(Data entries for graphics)
------------------------------------------------------------------------

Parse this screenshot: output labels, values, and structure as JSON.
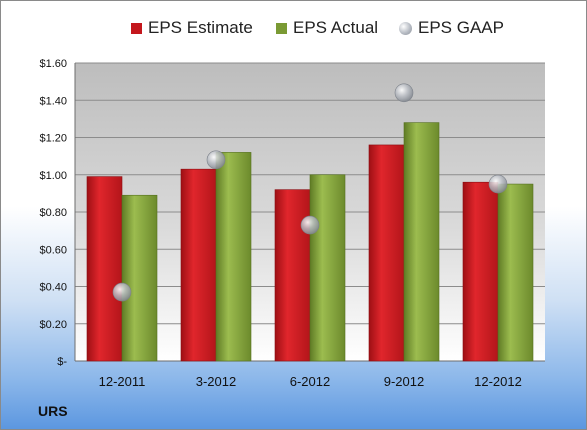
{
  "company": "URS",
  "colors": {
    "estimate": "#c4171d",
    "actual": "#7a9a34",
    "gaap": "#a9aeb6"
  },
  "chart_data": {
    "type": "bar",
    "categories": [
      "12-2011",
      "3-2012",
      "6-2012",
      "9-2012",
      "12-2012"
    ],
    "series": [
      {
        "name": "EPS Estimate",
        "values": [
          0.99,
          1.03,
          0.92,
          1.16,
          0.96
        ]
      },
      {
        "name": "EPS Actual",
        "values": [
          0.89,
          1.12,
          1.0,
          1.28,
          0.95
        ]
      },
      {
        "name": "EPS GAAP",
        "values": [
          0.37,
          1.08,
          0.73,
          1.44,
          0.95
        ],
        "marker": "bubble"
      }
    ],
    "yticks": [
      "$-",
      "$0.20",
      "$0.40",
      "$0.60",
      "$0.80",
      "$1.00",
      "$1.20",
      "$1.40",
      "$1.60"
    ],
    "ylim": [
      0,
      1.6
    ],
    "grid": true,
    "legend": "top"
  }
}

------------------------------------------------------------------------

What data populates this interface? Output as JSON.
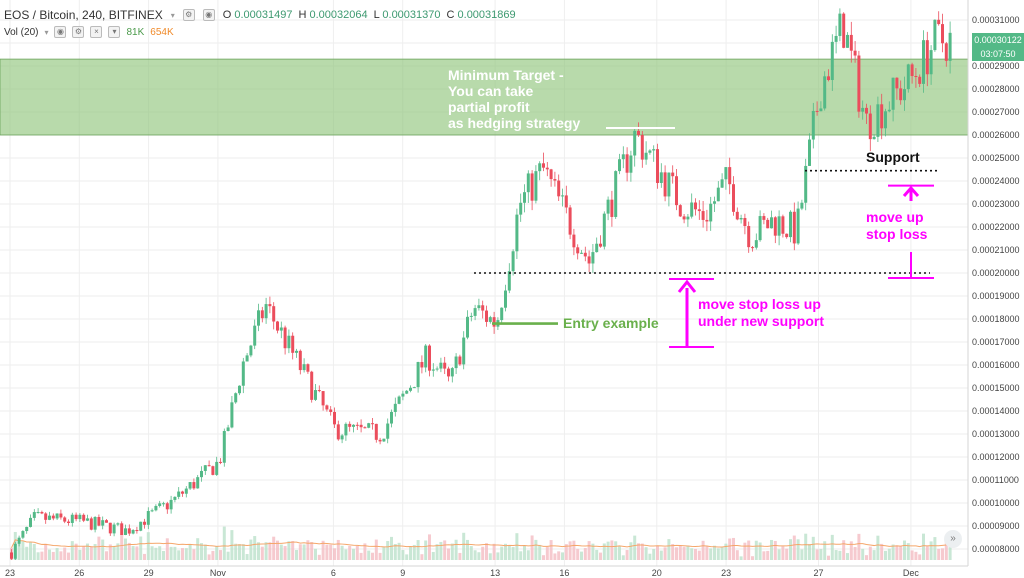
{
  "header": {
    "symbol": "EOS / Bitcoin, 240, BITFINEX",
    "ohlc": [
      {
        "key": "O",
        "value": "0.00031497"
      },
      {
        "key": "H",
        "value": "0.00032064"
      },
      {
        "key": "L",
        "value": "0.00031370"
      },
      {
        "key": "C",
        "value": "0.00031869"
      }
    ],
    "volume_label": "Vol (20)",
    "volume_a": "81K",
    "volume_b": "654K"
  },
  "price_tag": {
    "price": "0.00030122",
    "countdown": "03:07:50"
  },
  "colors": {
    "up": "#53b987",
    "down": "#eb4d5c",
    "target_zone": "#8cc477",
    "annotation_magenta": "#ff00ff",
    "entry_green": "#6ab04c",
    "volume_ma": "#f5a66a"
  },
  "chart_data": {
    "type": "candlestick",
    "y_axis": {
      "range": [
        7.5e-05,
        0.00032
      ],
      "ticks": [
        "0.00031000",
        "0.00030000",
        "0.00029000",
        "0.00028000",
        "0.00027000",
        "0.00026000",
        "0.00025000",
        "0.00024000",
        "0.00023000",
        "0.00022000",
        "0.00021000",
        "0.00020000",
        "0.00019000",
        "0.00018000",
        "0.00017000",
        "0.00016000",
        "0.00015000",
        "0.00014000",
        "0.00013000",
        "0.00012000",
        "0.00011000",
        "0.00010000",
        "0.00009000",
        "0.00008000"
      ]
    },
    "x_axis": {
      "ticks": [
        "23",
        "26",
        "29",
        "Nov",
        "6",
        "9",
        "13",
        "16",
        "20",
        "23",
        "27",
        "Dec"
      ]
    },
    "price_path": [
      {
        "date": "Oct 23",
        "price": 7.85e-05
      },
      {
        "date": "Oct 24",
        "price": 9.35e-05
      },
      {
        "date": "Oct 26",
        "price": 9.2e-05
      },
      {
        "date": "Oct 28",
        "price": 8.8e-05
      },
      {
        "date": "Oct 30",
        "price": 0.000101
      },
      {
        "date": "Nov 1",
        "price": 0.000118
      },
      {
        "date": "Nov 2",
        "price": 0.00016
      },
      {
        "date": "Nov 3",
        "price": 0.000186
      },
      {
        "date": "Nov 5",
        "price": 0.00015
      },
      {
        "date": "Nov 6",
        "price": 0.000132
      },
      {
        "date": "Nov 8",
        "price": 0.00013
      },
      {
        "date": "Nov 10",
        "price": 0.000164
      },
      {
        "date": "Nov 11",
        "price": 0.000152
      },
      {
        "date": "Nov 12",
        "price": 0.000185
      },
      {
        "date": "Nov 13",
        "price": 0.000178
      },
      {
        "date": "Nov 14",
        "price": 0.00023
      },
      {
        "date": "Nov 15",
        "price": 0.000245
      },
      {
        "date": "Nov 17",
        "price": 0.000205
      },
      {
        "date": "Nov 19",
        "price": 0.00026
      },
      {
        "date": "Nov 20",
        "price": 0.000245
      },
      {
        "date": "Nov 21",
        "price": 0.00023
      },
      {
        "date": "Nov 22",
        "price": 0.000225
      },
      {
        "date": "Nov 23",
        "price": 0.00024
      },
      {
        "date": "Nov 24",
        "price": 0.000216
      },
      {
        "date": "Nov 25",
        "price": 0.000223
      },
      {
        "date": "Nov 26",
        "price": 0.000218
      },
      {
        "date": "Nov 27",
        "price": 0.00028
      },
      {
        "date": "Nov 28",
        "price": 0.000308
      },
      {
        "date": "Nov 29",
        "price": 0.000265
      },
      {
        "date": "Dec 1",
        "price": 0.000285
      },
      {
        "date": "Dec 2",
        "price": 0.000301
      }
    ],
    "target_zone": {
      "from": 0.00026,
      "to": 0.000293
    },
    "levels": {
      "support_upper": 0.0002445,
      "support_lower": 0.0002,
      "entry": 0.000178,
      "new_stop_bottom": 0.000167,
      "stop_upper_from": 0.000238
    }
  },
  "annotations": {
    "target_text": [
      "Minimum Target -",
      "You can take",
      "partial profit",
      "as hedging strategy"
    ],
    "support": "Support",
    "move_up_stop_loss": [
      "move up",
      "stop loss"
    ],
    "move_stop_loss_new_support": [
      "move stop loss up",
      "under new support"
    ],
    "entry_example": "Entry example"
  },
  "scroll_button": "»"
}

------------------------------------------------------------------------

In the records above, locate every line with the string "JSON" and copy it.

Result of the task =>
Parse this screenshot: output labels, values, and structure as JSON.
What data populates this interface? Output as JSON.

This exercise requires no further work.